Exercise task: Your task is to write out the complete listing exactly as it is shown.

Data shown:
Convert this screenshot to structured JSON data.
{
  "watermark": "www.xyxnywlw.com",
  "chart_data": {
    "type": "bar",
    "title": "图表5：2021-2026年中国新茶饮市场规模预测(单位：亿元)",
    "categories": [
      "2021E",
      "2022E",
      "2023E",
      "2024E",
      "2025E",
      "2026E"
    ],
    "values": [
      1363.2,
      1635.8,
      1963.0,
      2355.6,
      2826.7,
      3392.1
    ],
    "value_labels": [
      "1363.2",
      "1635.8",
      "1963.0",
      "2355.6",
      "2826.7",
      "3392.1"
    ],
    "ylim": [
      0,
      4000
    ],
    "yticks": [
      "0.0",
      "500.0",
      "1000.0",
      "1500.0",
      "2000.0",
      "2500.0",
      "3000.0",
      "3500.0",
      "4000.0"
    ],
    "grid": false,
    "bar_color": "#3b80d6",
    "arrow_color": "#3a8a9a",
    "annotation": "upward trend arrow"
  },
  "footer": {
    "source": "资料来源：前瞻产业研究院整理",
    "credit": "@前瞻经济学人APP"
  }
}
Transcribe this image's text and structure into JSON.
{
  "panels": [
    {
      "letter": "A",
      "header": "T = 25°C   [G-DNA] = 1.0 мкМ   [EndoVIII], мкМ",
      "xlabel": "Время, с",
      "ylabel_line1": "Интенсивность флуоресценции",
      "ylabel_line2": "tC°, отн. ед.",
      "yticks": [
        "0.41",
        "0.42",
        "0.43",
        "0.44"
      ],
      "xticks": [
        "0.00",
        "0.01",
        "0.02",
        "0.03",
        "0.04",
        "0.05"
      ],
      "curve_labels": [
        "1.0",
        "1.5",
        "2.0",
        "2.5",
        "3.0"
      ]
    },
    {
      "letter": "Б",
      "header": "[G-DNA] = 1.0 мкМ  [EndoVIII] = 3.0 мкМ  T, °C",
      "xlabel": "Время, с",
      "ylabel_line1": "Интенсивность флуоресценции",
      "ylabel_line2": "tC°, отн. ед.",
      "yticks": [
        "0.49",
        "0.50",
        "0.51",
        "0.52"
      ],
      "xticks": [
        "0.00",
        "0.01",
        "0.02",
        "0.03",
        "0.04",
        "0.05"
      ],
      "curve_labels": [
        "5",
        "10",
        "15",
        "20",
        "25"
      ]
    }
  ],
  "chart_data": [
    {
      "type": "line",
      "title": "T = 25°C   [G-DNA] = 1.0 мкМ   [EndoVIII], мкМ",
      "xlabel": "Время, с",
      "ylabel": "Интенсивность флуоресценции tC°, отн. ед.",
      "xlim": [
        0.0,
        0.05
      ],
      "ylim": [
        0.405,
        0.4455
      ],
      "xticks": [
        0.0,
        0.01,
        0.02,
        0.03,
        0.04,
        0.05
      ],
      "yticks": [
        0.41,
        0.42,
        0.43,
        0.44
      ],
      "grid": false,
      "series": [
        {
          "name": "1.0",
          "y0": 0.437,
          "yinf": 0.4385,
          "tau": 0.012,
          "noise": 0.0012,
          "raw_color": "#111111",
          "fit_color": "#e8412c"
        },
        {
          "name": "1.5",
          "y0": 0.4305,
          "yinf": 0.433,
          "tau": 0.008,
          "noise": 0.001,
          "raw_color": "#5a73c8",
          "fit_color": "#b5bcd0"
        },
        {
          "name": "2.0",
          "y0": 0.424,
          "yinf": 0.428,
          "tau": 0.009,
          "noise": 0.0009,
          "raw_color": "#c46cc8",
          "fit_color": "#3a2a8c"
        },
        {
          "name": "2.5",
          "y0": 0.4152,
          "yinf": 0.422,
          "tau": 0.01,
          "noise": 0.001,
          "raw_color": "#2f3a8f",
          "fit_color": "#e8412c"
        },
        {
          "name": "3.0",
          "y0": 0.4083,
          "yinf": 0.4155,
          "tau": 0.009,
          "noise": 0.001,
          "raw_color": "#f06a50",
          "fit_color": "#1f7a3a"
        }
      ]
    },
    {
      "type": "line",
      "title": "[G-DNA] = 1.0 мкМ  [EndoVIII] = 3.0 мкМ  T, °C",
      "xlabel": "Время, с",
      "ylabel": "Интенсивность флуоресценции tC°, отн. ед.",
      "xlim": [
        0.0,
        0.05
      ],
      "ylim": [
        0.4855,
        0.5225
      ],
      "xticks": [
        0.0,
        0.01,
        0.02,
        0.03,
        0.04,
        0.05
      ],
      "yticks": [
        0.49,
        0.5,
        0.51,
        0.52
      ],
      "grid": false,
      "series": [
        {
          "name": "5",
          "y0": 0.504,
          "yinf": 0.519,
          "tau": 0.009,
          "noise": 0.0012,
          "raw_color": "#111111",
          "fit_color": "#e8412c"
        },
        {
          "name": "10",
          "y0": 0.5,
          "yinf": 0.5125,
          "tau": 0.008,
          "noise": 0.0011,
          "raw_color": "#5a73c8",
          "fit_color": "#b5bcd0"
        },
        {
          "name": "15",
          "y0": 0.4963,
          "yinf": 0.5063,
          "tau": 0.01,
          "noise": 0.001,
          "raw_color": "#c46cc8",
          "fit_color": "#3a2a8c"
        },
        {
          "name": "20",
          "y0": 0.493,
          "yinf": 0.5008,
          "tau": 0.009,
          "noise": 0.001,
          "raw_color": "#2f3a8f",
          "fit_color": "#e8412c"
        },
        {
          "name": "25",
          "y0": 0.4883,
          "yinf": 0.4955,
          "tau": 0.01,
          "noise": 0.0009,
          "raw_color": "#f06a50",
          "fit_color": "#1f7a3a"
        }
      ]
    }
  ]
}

Task answer:
Convert this screenshot to structured JSON data.
{
  "watermark": "www.xyxnywlw.com",
  "chart_data": {
    "type": "bar",
    "title": "图表5：2021-2026年中国新茶饮市场规模预测(单位：亿元)",
    "categories": [
      "2021E",
      "2022E",
      "2023E",
      "2024E",
      "2025E",
      "2026E"
    ],
    "values": [
      1363.2,
      1635.8,
      1963.0,
      2355.6,
      2826.7,
      3392.1
    ],
    "value_labels": [
      "1363.2",
      "1635.8",
      "1963.0",
      "2355.6",
      "2826.7",
      "3392.1"
    ],
    "ylim": [
      0,
      4000
    ],
    "yticks": [
      "0.0",
      "500.0",
      "1000.0",
      "1500.0",
      "2000.0",
      "2500.0",
      "3000.0",
      "3500.0",
      "4000.0"
    ],
    "grid": false,
    "bar_color": "#3b80d6",
    "arrow_color": "#3a8a9a",
    "annotation": "upward trend arrow"
  },
  "footer": {
    "source": "资料来源：前瞻产业研究院整理",
    "credit": "@前瞻经济学人APP"
  }
}
Transcribe this image's text and structure into JSON.
{
  "panels": [
    {
      "letter": "A",
      "header": "T = 25°C   [G-DNA] = 1.0 мкМ   [EndoVIII], мкМ",
      "xlabel": "Время, с",
      "ylabel_line1": "Интенсивность флуоресценции",
      "ylabel_line2": "tC°, отн. ед.",
      "yticks": [
        "0.41",
        "0.42",
        "0.43",
        "0.44"
      ],
      "xticks": [
        "0.00",
        "0.01",
        "0.02",
        "0.03",
        "0.04",
        "0.05"
      ],
      "curve_labels": [
        "1.0",
        "1.5",
        "2.0",
        "2.5",
        "3.0"
      ]
    },
    {
      "letter": "Б",
      "header": "[G-DNA] = 1.0 мкМ  [EndoVIII] = 3.0 мкМ  T, °C",
      "xlabel": "Время, с",
      "ylabel_line1": "Интенсивность флуоресценции",
      "ylabel_line2": "tC°, отн. ед.",
      "yticks": [
        "0.49",
        "0.50",
        "0.51",
        "0.52"
      ],
      "xticks": [
        "0.00",
        "0.01",
        "0.02",
        "0.03",
        "0.04",
        "0.05"
      ],
      "curve_labels": [
        "5",
        "10",
        "15",
        "20",
        "25"
      ]
    }
  ],
  "chart_data": [
    {
      "type": "line",
      "title": "T = 25°C   [G-DNA] = 1.0 мкМ   [EndoVIII], мкМ",
      "xlabel": "Время, с",
      "ylabel": "Интенсивность флуоресценции tC°, отн. ед.",
      "xlim": [
        0.0,
        0.05
      ],
      "ylim": [
        0.405,
        0.4455
      ],
      "xticks": [
        0.0,
        0.01,
        0.02,
        0.03,
        0.04,
        0.05
      ],
      "yticks": [
        0.41,
        0.42,
        0.43,
        0.44
      ],
      "grid": false,
      "series": [
        {
          "name": "1.0",
          "y0": 0.437,
          "yinf": 0.4385,
          "tau": 0.012,
          "noise": 0.0012,
          "raw_color": "#111111",
          "fit_color": "#e8412c"
        },
        {
          "name": "1.5",
          "y0": 0.4305,
          "yinf": 0.433,
          "tau": 0.008,
          "noise": 0.001,
          "raw_color": "#5a73c8",
          "fit_color": "#b5bcd0"
        },
        {
          "name": "2.0",
          "y0": 0.424,
          "yinf": 0.428,
          "tau": 0.009,
          "noise": 0.0009,
          "raw_color": "#c46cc8",
          "fit_color": "#3a2a8c"
        },
        {
          "name": "2.5",
          "y0": 0.4152,
          "yinf": 0.422,
          "tau": 0.01,
          "noise": 0.001,
          "raw_color": "#2f3a8f",
          "fit_color": "#e8412c"
        },
        {
          "name": "3.0",
          "y0": 0.4083,
          "yinf": 0.4155,
          "tau": 0.009,
          "noise": 0.001,
          "raw_color": "#f06a50",
          "fit_color": "#1f7a3a"
        }
      ]
    },
    {
      "type": "line",
      "title": "[G-DNA] = 1.0 мкМ  [EndoVIII] = 3.0 мкМ  T, °C",
      "xlabel": "Время, с",
      "ylabel": "Интенсивность флуоресценции tC°, отн. ед.",
      "xlim": [
        0.0,
        0.05
      ],
      "ylim": [
        0.4855,
        0.5225
      ],
      "xticks": [
        0.0,
        0.01,
        0.02,
        0.03,
        0.04,
        0.05
      ],
      "yticks": [
        0.49,
        0.5,
        0.51,
        0.52
      ],
      "grid": false,
      "series": [
        {
          "name": "5",
          "y0": 0.504,
          "yinf": 0.519,
          "tau": 0.009,
          "noise": 0.0012,
          "raw_color": "#111111",
          "fit_color": "#e8412c"
        },
        {
          "name": "10",
          "y0": 0.5,
          "yinf": 0.5125,
          "tau": 0.008,
          "noise": 0.0011,
          "raw_color": "#5a73c8",
          "fit_color": "#b5bcd0"
        },
        {
          "name": "15",
          "y0": 0.4963,
          "yinf": 0.5063,
          "tau": 0.01,
          "noise": 0.001,
          "raw_color": "#c46cc8",
          "fit_color": "#3a2a8c"
        },
        {
          "name": "20",
          "y0": 0.493,
          "yinf": 0.5008,
          "tau": 0.009,
          "noise": 0.001,
          "raw_color": "#2f3a8f",
          "fit_color": "#e8412c"
        },
        {
          "name": "25",
          "y0": 0.4883,
          "yinf": 0.4955,
          "tau": 0.01,
          "noise": 0.0009,
          "raw_color": "#f06a50",
          "fit_color": "#1f7a3a"
        }
      ]
    }
  ]
}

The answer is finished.